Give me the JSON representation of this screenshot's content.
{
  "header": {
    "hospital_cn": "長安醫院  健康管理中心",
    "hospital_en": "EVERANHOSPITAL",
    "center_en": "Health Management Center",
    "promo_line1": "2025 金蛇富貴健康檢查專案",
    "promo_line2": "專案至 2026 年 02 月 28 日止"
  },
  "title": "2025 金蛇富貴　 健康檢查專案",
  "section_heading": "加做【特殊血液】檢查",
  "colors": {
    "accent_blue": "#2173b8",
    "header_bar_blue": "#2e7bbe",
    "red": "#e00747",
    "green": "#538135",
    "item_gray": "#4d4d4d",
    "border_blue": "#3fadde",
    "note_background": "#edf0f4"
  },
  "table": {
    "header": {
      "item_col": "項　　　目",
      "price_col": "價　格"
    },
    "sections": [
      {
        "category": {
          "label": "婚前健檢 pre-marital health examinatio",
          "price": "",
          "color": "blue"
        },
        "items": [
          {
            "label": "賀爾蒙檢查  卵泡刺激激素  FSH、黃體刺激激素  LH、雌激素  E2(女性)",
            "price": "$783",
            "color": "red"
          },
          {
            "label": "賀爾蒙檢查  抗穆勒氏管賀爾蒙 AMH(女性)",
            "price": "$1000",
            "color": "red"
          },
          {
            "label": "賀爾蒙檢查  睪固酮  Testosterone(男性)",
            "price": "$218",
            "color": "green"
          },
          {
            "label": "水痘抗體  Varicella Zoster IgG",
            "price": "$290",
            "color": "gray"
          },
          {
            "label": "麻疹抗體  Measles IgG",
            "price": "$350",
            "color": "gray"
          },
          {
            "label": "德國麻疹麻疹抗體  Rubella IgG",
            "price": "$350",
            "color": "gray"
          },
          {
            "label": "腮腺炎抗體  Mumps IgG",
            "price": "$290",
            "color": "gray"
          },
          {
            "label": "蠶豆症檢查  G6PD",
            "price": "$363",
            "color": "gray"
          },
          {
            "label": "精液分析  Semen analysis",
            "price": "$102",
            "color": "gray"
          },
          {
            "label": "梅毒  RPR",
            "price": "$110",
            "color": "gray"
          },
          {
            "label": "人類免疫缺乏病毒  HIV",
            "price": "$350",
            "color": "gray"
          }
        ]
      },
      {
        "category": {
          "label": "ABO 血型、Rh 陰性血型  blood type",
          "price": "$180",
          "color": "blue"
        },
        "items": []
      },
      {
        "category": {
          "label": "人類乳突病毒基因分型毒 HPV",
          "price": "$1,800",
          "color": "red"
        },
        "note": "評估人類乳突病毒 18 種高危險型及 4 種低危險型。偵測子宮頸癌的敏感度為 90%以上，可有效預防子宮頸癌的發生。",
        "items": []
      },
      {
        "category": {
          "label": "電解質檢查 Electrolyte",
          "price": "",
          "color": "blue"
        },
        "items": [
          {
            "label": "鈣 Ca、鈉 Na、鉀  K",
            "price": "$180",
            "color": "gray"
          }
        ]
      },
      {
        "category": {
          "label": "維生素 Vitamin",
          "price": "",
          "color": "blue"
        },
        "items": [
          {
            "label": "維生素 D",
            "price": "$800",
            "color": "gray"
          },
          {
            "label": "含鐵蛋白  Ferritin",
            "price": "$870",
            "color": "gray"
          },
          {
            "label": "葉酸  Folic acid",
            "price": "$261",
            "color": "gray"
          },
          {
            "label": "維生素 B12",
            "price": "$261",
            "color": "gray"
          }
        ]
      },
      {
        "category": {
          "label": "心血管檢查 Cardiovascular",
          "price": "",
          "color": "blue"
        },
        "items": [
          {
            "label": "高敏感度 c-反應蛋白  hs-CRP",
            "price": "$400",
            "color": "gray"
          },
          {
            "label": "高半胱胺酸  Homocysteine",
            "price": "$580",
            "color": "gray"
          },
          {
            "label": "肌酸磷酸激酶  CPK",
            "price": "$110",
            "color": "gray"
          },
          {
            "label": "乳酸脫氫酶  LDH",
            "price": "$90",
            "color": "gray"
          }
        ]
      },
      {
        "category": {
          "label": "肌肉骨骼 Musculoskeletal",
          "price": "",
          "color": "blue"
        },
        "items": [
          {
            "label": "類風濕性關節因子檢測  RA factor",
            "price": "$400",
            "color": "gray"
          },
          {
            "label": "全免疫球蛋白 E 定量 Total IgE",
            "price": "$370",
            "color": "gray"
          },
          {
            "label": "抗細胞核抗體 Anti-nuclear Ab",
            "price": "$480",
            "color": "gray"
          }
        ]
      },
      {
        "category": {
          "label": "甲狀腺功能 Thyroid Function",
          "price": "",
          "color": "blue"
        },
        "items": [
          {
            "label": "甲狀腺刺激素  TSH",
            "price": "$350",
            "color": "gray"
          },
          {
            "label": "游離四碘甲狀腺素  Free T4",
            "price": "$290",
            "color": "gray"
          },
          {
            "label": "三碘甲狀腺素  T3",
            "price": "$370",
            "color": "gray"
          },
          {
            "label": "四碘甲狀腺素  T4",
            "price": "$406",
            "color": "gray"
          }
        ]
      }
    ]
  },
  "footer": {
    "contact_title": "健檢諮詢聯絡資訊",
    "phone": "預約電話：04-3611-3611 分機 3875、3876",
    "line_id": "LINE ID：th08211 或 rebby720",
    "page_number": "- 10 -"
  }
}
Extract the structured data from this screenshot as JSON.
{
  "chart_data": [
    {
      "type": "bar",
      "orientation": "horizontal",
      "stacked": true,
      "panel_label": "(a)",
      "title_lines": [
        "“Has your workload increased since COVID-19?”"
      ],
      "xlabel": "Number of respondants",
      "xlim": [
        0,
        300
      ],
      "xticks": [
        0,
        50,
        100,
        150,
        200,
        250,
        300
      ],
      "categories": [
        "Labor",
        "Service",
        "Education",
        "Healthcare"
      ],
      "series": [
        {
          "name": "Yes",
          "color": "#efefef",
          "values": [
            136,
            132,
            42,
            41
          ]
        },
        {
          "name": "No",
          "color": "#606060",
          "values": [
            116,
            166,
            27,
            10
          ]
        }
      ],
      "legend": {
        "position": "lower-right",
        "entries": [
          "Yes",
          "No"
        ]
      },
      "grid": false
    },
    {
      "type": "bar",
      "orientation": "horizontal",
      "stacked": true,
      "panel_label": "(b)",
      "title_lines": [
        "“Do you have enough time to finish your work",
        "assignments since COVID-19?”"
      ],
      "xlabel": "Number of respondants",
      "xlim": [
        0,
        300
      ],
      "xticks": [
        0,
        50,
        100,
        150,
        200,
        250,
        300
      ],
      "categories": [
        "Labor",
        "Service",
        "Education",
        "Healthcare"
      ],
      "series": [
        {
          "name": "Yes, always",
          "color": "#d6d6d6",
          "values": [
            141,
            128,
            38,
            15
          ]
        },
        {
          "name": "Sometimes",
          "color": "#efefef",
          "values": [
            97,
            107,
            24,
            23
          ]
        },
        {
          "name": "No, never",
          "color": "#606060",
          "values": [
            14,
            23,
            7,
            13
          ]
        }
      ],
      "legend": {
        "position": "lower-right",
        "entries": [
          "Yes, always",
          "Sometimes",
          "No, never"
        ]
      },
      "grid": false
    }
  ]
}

**Exercise task**.
Retype the data exactly as given.

**Output of the exercise**.
Give me the JSON representation of this screenshot's content.
{
  "header": {
    "hospital_cn": "長安醫院  健康管理中心",
    "hospital_en": "EVERANHOSPITAL",
    "center_en": "Health Management Center",
    "promo_line1": "2025 金蛇富貴健康檢查專案",
    "promo_line2": "專案至 2026 年 02 月 28 日止"
  },
  "title": "2025 金蛇富貴　 健康檢查專案",
  "section_heading": "加做【特殊血液】檢查",
  "colors": {
    "accent_blue": "#2173b8",
    "header_bar_blue": "#2e7bbe",
    "red": "#e00747",
    "green": "#538135",
    "item_gray": "#4d4d4d",
    "border_blue": "#3fadde",
    "note_background": "#edf0f4"
  },
  "table": {
    "header": {
      "item_col": "項　　　目",
      "price_col": "價　格"
    },
    "sections": [
      {
        "category": {
          "label": "婚前健檢 pre-marital health examinatio",
          "price": "",
          "color": "blue"
        },
        "items": [
          {
            "label": "賀爾蒙檢查  卵泡刺激激素  FSH、黃體刺激激素  LH、雌激素  E2(女性)",
            "price": "$783",
            "color": "red"
          },
          {
            "label": "賀爾蒙檢查  抗穆勒氏管賀爾蒙 AMH(女性)",
            "price": "$1000",
            "color": "red"
          },
          {
            "label": "賀爾蒙檢查  睪固酮  Testosterone(男性)",
            "price": "$218",
            "color": "green"
          },
          {
            "label": "水痘抗體  Varicella Zoster IgG",
            "price": "$290",
            "color": "gray"
          },
          {
            "label": "麻疹抗體  Measles IgG",
            "price": "$350",
            "color": "gray"
          },
          {
            "label": "德國麻疹麻疹抗體  Rubella IgG",
            "price": "$350",
            "color": "gray"
          },
          {
            "label": "腮腺炎抗體  Mumps IgG",
            "price": "$290",
            "color": "gray"
          },
          {
            "label": "蠶豆症檢查  G6PD",
            "price": "$363",
            "color": "gray"
          },
          {
            "label": "精液分析  Semen analysis",
            "price": "$102",
            "color": "gray"
          },
          {
            "label": "梅毒  RPR",
            "price": "$110",
            "color": "gray"
          },
          {
            "label": "人類免疫缺乏病毒  HIV",
            "price": "$350",
            "color": "gray"
          }
        ]
      },
      {
        "category": {
          "label": "ABO 血型、Rh 陰性血型  blood type",
          "price": "$180",
          "color": "blue"
        },
        "items": []
      },
      {
        "category": {
          "label": "人類乳突病毒基因分型毒 HPV",
          "price": "$1,800",
          "color": "red"
        },
        "note": "評估人類乳突病毒 18 種高危險型及 4 種低危險型。偵測子宮頸癌的敏感度為 90%以上，可有效預防子宮頸癌的發生。",
        "items": []
      },
      {
        "category": {
          "label": "電解質檢查 Electrolyte",
          "price": "",
          "color": "blue"
        },
        "items": [
          {
            "label": "鈣 Ca、鈉 Na、鉀  K",
            "price": "$180",
            "color": "gray"
          }
        ]
      },
      {
        "category": {
          "label": "維生素 Vitamin",
          "price": "",
          "color": "blue"
        },
        "items": [
          {
            "label": "維生素 D",
            "price": "$800",
            "color": "gray"
          },
          {
            "label": "含鐵蛋白  Ferritin",
            "price": "$870",
            "color": "gray"
          },
          {
            "label": "葉酸  Folic acid",
            "price": "$261",
            "color": "gray"
          },
          {
            "label": "維生素 B12",
            "price": "$261",
            "color": "gray"
          }
        ]
      },
      {
        "category": {
          "label": "心血管檢查 Cardiovascular",
          "price": "",
          "color": "blue"
        },
        "items": [
          {
            "label": "高敏感度 c-反應蛋白  hs-CRP",
            "price": "$400",
            "color": "gray"
          },
          {
            "label": "高半胱胺酸  Homocysteine",
            "price": "$580",
            "color": "gray"
          },
          {
            "label": "肌酸磷酸激酶  CPK",
            "price": "$110",
            "color": "gray"
          },
          {
            "label": "乳酸脫氫酶  LDH",
            "price": "$90",
            "color": "gray"
          }
        ]
      },
      {
        "category": {
          "label": "肌肉骨骼 Musculoskeletal",
          "price": "",
          "color": "blue"
        },
        "items": [
          {
            "label": "類風濕性關節因子檢測  RA factor",
            "price": "$400",
            "color": "gray"
          },
          {
            "label": "全免疫球蛋白 E 定量 Total IgE",
            "price": "$370",
            "color": "gray"
          },
          {
            "label": "抗細胞核抗體 Anti-nuclear Ab",
            "price": "$480",
            "color": "gray"
          }
        ]
      },
      {
        "category": {
          "label": "甲狀腺功能 Thyroid Function",
          "price": "",
          "color": "blue"
        },
        "items": [
          {
            "label": "甲狀腺刺激素  TSH",
            "price": "$350",
            "color": "gray"
          },
          {
            "label": "游離四碘甲狀腺素  Free T4",
            "price": "$290",
            "color": "gray"
          },
          {
            "label": "三碘甲狀腺素  T3",
            "price": "$370",
            "color": "gray"
          },
          {
            "label": "四碘甲狀腺素  T4",
            "price": "$406",
            "color": "gray"
          }
        ]
      }
    ]
  },
  "footer": {
    "contact_title": "健檢諮詢聯絡資訊",
    "phone": "預約電話：04-3611-3611 分機 3875、3876",
    "line_id": "LINE ID：th08211 或 rebby720",
    "page_number": "- 10 -"
  }
}
Extract the structured data from this screenshot as JSON.
{
  "chart_data": [
    {
      "type": "bar",
      "orientation": "horizontal",
      "stacked": true,
      "panel_label": "(a)",
      "title_lines": [
        "“Has your workload increased since COVID-19?”"
      ],
      "xlabel": "Number of respondants",
      "xlim": [
        0,
        300
      ],
      "xticks": [
        0,
        50,
        100,
        150,
        200,
        250,
        300
      ],
      "categories": [
        "Labor",
        "Service",
        "Education",
        "Healthcare"
      ],
      "series": [
        {
          "name": "Yes",
          "color": "#efefef",
          "values": [
            136,
            132,
            42,
            41
          ]
        },
        {
          "name": "No",
          "color": "#606060",
          "values": [
            116,
            166,
            27,
            10
          ]
        }
      ],
      "legend": {
        "position": "lower-right",
        "entries": [
          "Yes",
          "No"
        ]
      },
      "grid": false
    },
    {
      "type": "bar",
      "orientation": "horizontal",
      "stacked": true,
      "panel_label": "(b)",
      "title_lines": [
        "“Do you have enough time to finish your work",
        "assignments since COVID-19?”"
      ],
      "xlabel": "Number of respondants",
      "xlim": [
        0,
        300
      ],
      "xticks": [
        0,
        50,
        100,
        150,
        200,
        250,
        300
      ],
      "categories": [
        "Labor",
        "Service",
        "Education",
        "Healthcare"
      ],
      "series": [
        {
          "name": "Yes, always",
          "color": "#d6d6d6",
          "values": [
            141,
            128,
            38,
            15
          ]
        },
        {
          "name": "Sometimes",
          "color": "#efefef",
          "values": [
            97,
            107,
            24,
            23
          ]
        },
        {
          "name": "No, never",
          "color": "#606060",
          "values": [
            14,
            23,
            7,
            13
          ]
        }
      ],
      "legend": {
        "position": "lower-right",
        "entries": [
          "Yes, always",
          "Sometimes",
          "No, never"
        ]
      },
      "grid": false
    }
  ]
}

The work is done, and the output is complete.